## SHORT PROBLEM
Pull out every line in the data that has the string "λαούς" in it.

>> START ENTRIES SHOWN

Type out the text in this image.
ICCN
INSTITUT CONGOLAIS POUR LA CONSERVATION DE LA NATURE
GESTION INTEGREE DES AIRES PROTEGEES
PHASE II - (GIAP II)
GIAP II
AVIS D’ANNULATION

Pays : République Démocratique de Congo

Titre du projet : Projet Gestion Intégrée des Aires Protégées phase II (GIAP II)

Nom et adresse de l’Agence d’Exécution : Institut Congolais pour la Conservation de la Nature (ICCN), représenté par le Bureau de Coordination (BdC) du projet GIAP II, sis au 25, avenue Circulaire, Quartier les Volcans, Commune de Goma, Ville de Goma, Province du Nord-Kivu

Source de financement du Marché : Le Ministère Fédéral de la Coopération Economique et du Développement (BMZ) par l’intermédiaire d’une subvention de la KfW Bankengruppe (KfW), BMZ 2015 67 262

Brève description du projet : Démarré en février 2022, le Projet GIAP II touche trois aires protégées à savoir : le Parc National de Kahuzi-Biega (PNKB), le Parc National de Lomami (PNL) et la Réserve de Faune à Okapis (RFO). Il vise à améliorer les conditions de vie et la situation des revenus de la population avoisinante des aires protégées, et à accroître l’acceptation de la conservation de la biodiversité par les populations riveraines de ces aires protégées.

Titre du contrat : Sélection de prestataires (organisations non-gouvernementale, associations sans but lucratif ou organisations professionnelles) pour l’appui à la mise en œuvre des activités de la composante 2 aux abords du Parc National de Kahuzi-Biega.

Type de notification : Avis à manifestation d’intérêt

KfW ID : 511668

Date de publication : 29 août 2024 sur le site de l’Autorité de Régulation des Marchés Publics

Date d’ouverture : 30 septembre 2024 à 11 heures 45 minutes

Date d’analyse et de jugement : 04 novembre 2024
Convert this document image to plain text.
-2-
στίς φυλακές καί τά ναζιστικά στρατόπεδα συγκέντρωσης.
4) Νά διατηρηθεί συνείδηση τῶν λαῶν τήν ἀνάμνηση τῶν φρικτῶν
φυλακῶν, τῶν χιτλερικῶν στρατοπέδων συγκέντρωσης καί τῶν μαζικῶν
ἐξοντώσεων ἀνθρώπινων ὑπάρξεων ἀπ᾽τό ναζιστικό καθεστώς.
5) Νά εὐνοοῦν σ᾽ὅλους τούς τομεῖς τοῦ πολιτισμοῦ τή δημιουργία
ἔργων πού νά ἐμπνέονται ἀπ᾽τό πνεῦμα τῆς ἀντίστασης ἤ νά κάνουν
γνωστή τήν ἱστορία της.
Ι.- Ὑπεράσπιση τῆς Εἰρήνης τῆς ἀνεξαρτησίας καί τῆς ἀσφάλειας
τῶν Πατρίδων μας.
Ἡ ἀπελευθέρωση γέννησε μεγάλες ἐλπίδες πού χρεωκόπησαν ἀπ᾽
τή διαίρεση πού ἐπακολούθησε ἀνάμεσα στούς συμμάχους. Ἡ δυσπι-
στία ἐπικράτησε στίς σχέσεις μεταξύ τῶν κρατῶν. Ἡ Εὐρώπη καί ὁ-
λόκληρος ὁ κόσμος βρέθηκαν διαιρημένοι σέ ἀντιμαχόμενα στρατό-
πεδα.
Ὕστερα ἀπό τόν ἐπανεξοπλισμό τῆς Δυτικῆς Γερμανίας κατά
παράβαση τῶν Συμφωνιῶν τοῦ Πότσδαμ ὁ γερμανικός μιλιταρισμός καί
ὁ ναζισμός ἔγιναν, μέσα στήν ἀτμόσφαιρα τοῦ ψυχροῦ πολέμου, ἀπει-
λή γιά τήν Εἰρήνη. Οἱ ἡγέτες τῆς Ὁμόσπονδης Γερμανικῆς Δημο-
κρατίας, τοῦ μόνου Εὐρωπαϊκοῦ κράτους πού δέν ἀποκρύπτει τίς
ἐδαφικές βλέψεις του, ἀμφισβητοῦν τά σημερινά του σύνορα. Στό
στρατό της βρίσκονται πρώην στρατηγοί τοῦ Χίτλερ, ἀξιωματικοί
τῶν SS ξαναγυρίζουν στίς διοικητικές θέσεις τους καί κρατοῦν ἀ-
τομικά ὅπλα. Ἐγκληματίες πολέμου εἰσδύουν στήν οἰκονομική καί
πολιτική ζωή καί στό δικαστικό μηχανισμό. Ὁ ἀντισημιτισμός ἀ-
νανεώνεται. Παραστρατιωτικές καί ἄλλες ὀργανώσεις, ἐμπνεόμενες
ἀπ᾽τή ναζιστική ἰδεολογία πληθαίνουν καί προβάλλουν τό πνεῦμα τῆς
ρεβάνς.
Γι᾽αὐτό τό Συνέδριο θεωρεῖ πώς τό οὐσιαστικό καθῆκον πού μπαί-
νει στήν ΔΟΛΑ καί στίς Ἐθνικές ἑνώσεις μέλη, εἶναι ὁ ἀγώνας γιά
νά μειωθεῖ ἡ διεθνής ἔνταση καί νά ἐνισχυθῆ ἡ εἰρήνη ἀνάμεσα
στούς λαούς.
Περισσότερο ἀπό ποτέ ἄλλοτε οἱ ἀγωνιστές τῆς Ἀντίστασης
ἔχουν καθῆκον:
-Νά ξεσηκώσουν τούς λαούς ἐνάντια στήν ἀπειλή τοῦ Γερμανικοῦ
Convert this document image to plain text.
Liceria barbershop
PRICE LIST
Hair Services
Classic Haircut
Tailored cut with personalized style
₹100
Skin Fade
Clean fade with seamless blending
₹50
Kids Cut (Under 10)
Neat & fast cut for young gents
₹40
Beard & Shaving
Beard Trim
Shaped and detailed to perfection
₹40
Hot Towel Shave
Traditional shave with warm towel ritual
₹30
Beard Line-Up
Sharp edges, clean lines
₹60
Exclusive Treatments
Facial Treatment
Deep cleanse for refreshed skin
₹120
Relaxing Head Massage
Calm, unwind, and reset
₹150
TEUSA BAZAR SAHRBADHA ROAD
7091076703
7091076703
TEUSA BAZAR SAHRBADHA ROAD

>> END ENTRIES SHOWN

## SOLUTION TO THIS EXERCISE
στούς λαούς.
-Νά ξεσηκώσουν τούς λαούς ἐνάντια στήν ἀπειλή τοῦ Γερμανικοῦ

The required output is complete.